Please pull out every line that includes the string "additional".

= = = = = = =

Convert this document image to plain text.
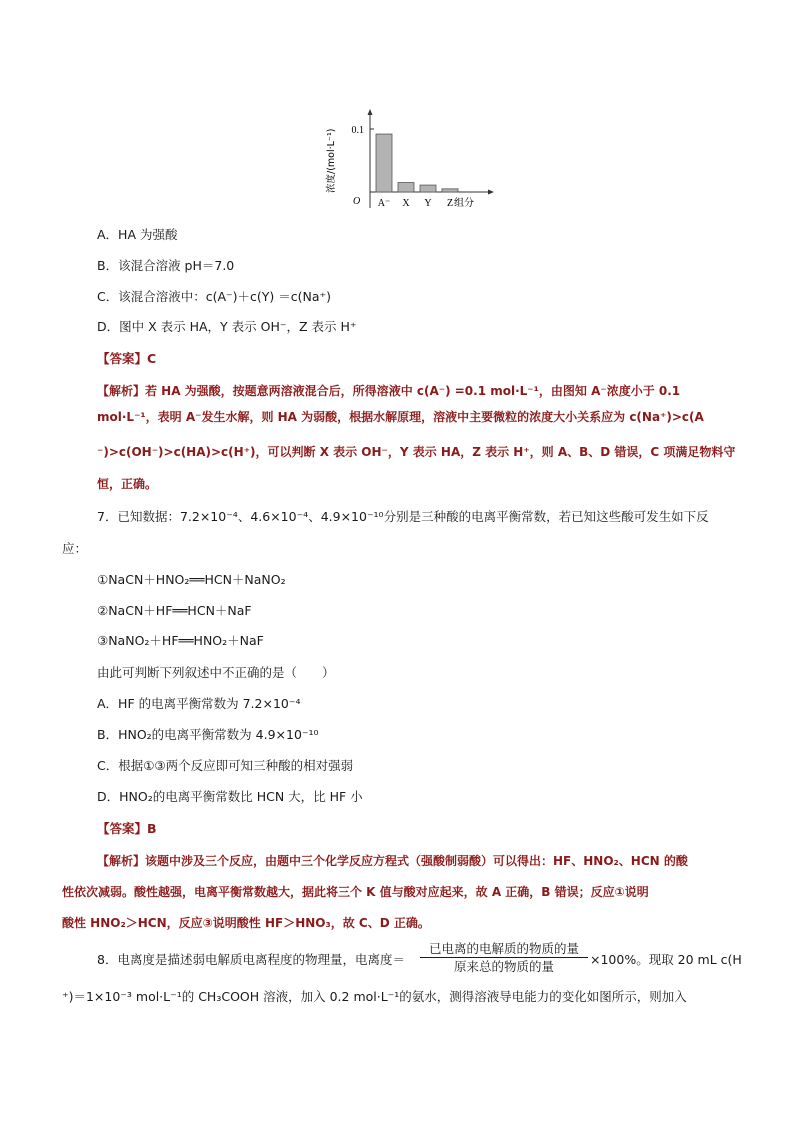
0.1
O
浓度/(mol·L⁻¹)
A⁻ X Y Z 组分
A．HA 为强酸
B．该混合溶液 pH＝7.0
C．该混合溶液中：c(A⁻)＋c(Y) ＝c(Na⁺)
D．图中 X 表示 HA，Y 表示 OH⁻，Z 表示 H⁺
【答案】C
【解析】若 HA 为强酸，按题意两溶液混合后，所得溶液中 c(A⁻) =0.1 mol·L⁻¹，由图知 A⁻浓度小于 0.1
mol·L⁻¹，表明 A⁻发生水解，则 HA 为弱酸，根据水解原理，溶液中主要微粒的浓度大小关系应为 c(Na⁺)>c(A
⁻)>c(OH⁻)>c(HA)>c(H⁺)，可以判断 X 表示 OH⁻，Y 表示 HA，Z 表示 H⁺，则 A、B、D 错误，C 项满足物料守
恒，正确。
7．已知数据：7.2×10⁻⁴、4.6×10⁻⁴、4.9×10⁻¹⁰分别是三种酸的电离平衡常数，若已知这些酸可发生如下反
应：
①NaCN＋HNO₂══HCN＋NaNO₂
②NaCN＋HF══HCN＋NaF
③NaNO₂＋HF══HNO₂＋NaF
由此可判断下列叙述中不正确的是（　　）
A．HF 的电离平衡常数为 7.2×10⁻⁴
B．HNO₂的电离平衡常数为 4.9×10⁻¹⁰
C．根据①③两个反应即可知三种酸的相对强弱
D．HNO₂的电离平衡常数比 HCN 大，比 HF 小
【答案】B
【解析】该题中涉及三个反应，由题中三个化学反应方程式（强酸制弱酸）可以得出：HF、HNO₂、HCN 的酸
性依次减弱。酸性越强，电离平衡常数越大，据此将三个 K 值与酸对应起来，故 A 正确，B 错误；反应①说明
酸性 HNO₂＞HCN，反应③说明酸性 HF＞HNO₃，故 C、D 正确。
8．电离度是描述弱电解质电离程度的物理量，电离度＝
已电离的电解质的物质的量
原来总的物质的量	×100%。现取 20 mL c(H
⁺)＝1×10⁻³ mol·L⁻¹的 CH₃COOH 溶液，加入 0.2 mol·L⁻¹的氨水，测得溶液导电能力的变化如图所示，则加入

= = = = = = =

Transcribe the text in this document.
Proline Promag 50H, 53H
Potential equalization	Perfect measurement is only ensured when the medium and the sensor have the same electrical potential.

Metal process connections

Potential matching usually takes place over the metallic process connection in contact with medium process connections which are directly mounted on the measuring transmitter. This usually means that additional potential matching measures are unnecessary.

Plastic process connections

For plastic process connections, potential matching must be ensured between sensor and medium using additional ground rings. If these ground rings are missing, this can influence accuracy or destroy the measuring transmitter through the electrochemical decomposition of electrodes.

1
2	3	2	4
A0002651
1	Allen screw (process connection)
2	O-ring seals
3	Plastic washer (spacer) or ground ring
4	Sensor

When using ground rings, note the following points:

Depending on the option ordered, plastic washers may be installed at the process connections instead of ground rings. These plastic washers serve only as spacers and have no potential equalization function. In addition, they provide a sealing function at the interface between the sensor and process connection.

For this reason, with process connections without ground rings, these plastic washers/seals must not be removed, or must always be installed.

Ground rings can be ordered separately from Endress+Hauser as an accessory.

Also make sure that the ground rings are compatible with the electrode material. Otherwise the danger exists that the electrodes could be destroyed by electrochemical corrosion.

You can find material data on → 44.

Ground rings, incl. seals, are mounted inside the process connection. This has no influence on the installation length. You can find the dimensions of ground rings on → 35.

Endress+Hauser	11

= = = = = = =

- [Response]
Potential matching usually takes place over the metallic process connection in contact with medium process connections which are directly mounted on the measuring transmitter. This usually means that additional potential matching measures are unnecessary.
For plastic process connections, potential matching must be ensured between sensor and medium using additional ground rings. If these ground rings are missing, this can influence accuracy or destroy the measuring transmitter through the electrochemical decomposition of electrodes.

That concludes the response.